Work to be completed ▸ Write out all of the data without omission, exactly as shown.

Provided material ▸

__________________________________________________

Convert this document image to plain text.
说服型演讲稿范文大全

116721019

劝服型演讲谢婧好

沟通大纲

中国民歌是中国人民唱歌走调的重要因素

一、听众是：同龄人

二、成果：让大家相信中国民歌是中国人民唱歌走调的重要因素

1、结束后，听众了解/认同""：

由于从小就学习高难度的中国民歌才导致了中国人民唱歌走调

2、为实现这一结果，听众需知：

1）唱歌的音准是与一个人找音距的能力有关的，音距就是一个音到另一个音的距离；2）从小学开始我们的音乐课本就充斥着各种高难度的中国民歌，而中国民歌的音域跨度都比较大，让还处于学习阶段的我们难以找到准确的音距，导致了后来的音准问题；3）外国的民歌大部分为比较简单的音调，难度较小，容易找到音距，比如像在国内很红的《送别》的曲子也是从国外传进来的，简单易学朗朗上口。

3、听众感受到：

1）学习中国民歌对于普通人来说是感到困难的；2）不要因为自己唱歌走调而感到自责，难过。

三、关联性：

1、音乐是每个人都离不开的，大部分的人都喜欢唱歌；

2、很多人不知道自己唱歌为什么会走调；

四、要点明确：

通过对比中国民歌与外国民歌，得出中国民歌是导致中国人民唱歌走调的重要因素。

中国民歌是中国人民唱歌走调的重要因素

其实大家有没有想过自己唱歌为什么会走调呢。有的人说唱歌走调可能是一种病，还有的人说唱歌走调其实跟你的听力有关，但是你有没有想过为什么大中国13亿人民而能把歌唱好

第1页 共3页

__________________________________________________

Output of the exercise ▸
Convert this document image to plain text.
说服型演讲稿范文大全

116721019

劝服型演讲谢婧好

沟通大纲

中国民歌是中国人民唱歌走调的重要因素

一、听众是：同龄人

二、成果：让大家相信中国民歌是中国人民唱歌走调的重要因素

1、结束后，听众了解/认同""：

由于从小就学习高难度的中国民歌才导致了中国人民唱歌走调

2、为实现这一结果，听众需知：

1）唱歌的音准是与一个人找音距的能力有关的，音距就是一个音到另一个音的距离；2）从小学开始我们的音乐课本就充斥着各种高难度的中国民歌，而中国民歌的音域跨度都比较大，让还处于学习阶段的我们难以找到准确的音距，导致了后来的音准问题；3）外国的民歌大部分为比较简单的音调，难度较小，容易找到音距，比如像在国内很红的《送别》的曲子也是从国外传进来的，简单易学朗朗上口。

3、听众感受到：

1）学习中国民歌对于普通人来说是感到困难的；2）不要因为自己唱歌走调而感到自责，难过。

三、关联性：

1、音乐是每个人都离不开的，大部分的人都喜欢唱歌；

2、很多人不知道自己唱歌为什么会走调；

四、要点明确：

通过对比中国民歌与外国民歌，得出中国民歌是导致中国人民唱歌走调的重要因素。

中国民歌是中国人民唱歌走调的重要因素

其实大家有没有想过自己唱歌为什么会走调呢。有的人说唱歌走调可能是一种病，还有的人说唱歌走调其实跟你的听力有关，但是你有没有想过为什么大中国13亿人民而能把歌唱好

第1页 共3页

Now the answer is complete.